What the exercise asks
Copy out every row below that contains the string "calendar".

Available data
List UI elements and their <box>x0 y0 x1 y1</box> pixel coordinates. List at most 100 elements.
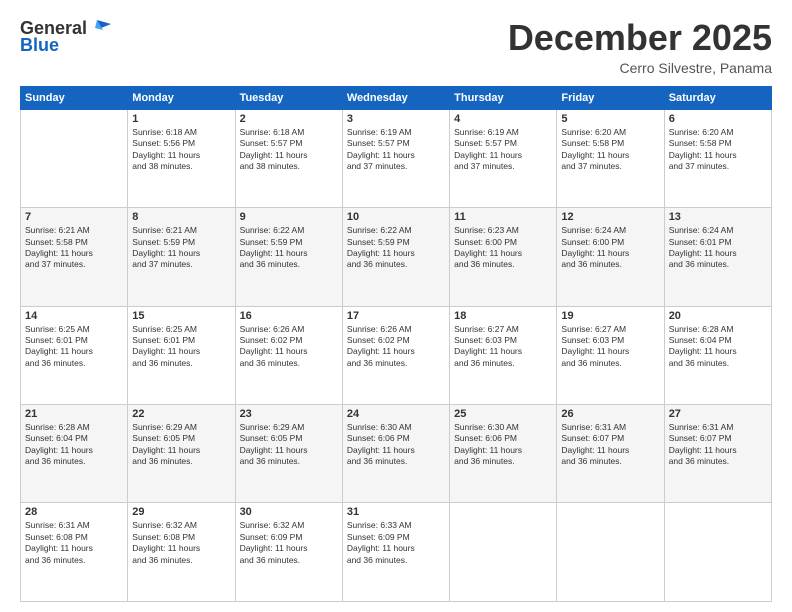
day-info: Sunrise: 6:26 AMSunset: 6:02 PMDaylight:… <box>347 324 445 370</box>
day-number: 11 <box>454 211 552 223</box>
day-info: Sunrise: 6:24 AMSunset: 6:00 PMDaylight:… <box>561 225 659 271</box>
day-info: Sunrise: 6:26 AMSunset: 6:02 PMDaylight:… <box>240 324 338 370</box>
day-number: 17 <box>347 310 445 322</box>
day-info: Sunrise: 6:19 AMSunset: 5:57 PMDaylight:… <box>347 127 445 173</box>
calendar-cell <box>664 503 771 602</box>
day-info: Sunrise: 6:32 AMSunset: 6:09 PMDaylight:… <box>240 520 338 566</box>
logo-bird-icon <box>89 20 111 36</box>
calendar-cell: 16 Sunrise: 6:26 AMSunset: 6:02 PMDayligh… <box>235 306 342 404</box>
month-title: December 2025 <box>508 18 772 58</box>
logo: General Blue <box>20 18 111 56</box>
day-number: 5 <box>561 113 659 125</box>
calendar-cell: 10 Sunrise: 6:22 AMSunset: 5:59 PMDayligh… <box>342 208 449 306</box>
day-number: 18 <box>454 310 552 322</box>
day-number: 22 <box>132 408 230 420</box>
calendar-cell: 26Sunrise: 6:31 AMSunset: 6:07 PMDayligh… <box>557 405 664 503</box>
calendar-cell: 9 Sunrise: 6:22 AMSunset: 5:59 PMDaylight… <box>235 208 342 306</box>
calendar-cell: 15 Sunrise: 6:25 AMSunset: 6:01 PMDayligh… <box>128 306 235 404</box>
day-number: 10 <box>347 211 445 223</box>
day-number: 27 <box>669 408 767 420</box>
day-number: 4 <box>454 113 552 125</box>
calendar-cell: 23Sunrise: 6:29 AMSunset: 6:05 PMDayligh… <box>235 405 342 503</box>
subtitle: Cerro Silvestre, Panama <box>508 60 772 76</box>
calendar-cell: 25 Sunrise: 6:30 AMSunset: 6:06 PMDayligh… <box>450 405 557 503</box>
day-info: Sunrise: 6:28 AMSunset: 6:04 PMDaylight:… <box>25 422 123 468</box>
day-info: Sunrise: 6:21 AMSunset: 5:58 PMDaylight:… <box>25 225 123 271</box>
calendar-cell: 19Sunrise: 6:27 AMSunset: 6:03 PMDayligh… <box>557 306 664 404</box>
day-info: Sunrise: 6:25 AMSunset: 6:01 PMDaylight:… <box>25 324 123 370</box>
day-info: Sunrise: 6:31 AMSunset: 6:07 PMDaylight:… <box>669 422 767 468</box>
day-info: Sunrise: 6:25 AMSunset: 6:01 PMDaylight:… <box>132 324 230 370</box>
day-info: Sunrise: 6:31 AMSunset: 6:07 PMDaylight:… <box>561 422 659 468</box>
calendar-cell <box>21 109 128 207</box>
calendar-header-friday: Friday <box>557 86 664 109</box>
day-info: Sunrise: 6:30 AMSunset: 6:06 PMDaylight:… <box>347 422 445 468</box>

Complete output
calendar-cell <box>664 503 771 602</box>
calendar-cell: 16 Sunrise: 6:26 AMSunset: 6:02 PMDayligh… <box>235 306 342 404</box>
calendar-cell: 10 Sunrise: 6:22 AMSunset: 5:59 PMDayligh… <box>342 208 449 306</box>
calendar-cell: 26Sunrise: 6:31 AMSunset: 6:07 PMDayligh… <box>557 405 664 503</box>
calendar-cell: 9 Sunrise: 6:22 AMSunset: 5:59 PMDaylight… <box>235 208 342 306</box>
calendar-cell: 15 Sunrise: 6:25 AMSunset: 6:01 PMDayligh… <box>128 306 235 404</box>
calendar-cell: 23Sunrise: 6:29 AMSunset: 6:05 PMDayligh… <box>235 405 342 503</box>
calendar-cell: 25 Sunrise: 6:30 AMSunset: 6:06 PMDayligh… <box>450 405 557 503</box>
calendar-cell: 19Sunrise: 6:27 AMSunset: 6:03 PMDayligh… <box>557 306 664 404</box>
calendar-cell <box>21 109 128 207</box>
calendar-header-friday: Friday <box>557 86 664 109</box>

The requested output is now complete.